→ **OBJECTIVE**
Below are records to be output exactly, every one of them.

→ **PROVIDED MATERIAL**
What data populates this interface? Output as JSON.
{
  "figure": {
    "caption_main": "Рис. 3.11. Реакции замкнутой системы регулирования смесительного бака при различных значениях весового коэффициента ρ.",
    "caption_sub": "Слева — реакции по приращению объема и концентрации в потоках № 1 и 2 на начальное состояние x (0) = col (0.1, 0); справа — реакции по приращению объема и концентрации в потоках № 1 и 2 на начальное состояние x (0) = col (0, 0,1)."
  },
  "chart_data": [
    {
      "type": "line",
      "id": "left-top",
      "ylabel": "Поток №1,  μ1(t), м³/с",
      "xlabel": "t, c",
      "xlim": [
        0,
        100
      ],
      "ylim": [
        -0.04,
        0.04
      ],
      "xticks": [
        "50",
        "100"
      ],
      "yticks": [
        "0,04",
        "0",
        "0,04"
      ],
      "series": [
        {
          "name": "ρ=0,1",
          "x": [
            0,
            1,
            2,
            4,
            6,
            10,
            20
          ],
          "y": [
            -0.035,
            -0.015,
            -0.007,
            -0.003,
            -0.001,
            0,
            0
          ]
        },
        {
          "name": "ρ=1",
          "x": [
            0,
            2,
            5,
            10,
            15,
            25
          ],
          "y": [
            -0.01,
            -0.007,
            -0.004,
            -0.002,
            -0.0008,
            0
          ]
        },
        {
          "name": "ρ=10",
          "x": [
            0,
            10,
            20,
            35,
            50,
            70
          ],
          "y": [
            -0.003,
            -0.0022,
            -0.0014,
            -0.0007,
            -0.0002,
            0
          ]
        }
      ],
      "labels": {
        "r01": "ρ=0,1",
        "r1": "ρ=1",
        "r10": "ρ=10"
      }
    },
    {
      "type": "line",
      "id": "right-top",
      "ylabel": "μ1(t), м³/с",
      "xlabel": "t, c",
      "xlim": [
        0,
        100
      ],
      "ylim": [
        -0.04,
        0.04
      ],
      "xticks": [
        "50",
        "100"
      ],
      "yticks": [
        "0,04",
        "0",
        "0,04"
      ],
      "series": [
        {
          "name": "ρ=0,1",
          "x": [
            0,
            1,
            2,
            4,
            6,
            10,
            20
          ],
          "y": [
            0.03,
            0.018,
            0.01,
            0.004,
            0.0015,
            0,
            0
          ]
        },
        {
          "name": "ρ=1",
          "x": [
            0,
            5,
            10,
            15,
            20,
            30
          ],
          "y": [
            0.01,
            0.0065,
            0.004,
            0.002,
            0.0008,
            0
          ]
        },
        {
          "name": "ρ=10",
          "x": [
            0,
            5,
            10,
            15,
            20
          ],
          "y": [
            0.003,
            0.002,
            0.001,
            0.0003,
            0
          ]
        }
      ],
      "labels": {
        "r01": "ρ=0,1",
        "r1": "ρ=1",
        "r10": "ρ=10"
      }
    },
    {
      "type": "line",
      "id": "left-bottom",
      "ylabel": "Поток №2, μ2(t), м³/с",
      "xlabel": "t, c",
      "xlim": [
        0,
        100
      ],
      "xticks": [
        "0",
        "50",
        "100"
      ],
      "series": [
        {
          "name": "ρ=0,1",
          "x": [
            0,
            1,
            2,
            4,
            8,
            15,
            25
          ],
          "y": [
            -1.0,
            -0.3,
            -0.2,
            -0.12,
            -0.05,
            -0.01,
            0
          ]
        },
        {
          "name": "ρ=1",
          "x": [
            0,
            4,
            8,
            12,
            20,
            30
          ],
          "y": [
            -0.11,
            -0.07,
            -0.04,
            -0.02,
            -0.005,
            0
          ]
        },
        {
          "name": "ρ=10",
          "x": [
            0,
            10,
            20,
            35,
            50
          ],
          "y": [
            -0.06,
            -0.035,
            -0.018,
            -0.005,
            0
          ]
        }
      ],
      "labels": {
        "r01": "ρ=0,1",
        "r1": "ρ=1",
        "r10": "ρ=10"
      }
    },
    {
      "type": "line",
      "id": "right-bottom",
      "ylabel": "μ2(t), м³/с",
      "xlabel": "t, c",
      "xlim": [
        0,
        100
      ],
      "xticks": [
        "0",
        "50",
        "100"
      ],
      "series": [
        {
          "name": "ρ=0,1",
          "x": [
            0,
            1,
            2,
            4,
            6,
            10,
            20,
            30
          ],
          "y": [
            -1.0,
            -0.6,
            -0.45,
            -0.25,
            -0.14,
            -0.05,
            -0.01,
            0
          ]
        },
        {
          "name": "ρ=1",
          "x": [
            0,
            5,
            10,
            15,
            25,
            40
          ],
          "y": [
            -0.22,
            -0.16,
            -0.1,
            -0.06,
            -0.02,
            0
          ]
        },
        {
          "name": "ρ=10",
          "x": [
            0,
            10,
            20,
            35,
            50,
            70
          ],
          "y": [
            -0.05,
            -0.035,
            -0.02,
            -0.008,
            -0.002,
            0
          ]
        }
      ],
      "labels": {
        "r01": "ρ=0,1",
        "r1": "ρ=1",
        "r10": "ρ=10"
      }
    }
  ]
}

→ **FULL RESPONSE**
What data populates this interface? Output as JSON.
{
  "figure": {
    "caption_main": "Рис. 3.11. Реакции замкнутой системы регулирования смесительного бака при различных значениях весового коэффициента ρ.",
    "caption_sub": "Слева — реакции по приращению объема и концентрации в потоках № 1 и 2 на начальное состояние x (0) = col (0.1, 0); справа — реакции по приращению объема и концентрации в потоках № 1 и 2 на начальное состояние x (0) = col (0, 0,1)."
  },
  "chart_data": [
    {
      "type": "line",
      "id": "left-top",
      "ylabel": "Поток №1,  μ1(t), м³/с",
      "xlabel": "t, c",
      "xlim": [
        0,
        100
      ],
      "ylim": [
        -0.04,
        0.04
      ],
      "xticks": [
        "50",
        "100"
      ],
      "yticks": [
        "0,04",
        "0",
        "0,04"
      ],
      "series": [
        {
          "name": "ρ=0,1",
          "x": [
            0,
            1,
            2,
            4,
            6,
            10,
            20
          ],
          "y": [
            -0.035,
            -0.015,
            -0.007,
            -0.003,
            -0.001,
            0,
            0
          ]
        },
        {
          "name": "ρ=1",
          "x": [
            0,
            2,
            5,
            10,
            15,
            25
          ],
          "y": [
            -0.01,
            -0.007,
            -0.004,
            -0.002,
            -0.0008,
            0
          ]
        },
        {
          "name": "ρ=10",
          "x": [
            0,
            10,
            20,
            35,
            50,
            70
          ],
          "y": [
            -0.003,
            -0.0022,
            -0.0014,
            -0.0007,
            -0.0002,
            0
          ]
        }
      ],
      "labels": {
        "r01": "ρ=0,1",
        "r1": "ρ=1",
        "r10": "ρ=10"
      }
    },
    {
      "type": "line",
      "id": "right-top",
      "ylabel": "μ1(t), м³/с",
      "xlabel": "t, c",
      "xlim": [
        0,
        100
      ],
      "ylim": [
        -0.04,
        0.04
      ],
      "xticks": [
        "50",
        "100"
      ],
      "yticks": [
        "0,04",
        "0",
        "0,04"
      ],
      "series": [
        {
          "name": "ρ=0,1",
          "x": [
            0,
            1,
            2,
            4,
            6,
            10,
            20
          ],
          "y": [
            0.03,
            0.018,
            0.01,
            0.004,
            0.0015,
            0,
            0
          ]
        },
        {
          "name": "ρ=1",
          "x": [
            0,
            5,
            10,
            15,
            20,
            30
          ],
          "y": [
            0.01,
            0.0065,
            0.004,
            0.002,
            0.0008,
            0
          ]
        },
        {
          "name": "ρ=10",
          "x": [
            0,
            5,
            10,
            15,
            20
          ],
          "y": [
            0.003,
            0.002,
            0.001,
            0.0003,
            0
          ]
        }
      ],
      "labels": {
        "r01": "ρ=0,1",
        "r1": "ρ=1",
        "r10": "ρ=10"
      }
    },
    {
      "type": "line",
      "id": "left-bottom",
      "ylabel": "Поток №2, μ2(t), м³/с",
      "xlabel": "t, c",
      "xlim": [
        0,
        100
      ],
      "xticks": [
        "0",
        "50",
        "100"
      ],
      "series": [
        {
          "name": "ρ=0,1",
          "x": [
            0,
            1,
            2,
            4,
            8,
            15,
            25
          ],
          "y": [
            -1.0,
            -0.3,
            -0.2,
            -0.12,
            -0.05,
            -0.01,
            0
          ]
        },
        {
          "name": "ρ=1",
          "x": [
            0,
            4,
            8,
            12,
            20,
            30
          ],
          "y": [
            -0.11,
            -0.07,
            -0.04,
            -0.02,
            -0.005,
            0
          ]
        },
        {
          "name": "ρ=10",
          "x": [
            0,
            10,
            20,
            35,
            50
          ],
          "y": [
            -0.06,
            -0.035,
            -0.018,
            -0.005,
            0
          ]
        }
      ],
      "labels": {
        "r01": "ρ=0,1",
        "r1": "ρ=1",
        "r10": "ρ=10"
      }
    },
    {
      "type": "line",
      "id": "right-bottom",
      "ylabel": "μ2(t), м³/с",
      "xlabel": "t, c",
      "xlim": [
        0,
        100
      ],
      "xticks": [
        "0",
        "50",
        "100"
      ],
      "series": [
        {
          "name": "ρ=0,1",
          "x": [
            0,
            1,
            2,
            4,
            6,
            10,
            20,
            30
          ],
          "y": [
            -1.0,
            -0.6,
            -0.45,
            -0.25,
            -0.14,
            -0.05,
            -0.01,
            0
          ]
        },
        {
          "name": "ρ=1",
          "x": [
            0,
            5,
            10,
            15,
            25,
            40
          ],
          "y": [
            -0.22,
            -0.16,
            -0.1,
            -0.06,
            -0.02,
            0
          ]
        },
        {
          "name": "ρ=10",
          "x": [
            0,
            10,
            20,
            35,
            50,
            70
          ],
          "y": [
            -0.05,
            -0.035,
            -0.02,
            -0.008,
            -0.002,
            0
          ]
        }
      ],
      "labels": {
        "r01": "ρ=0,1",
        "r1": "ρ=1",
        "r10": "ρ=10"
      }
    }
  ]
}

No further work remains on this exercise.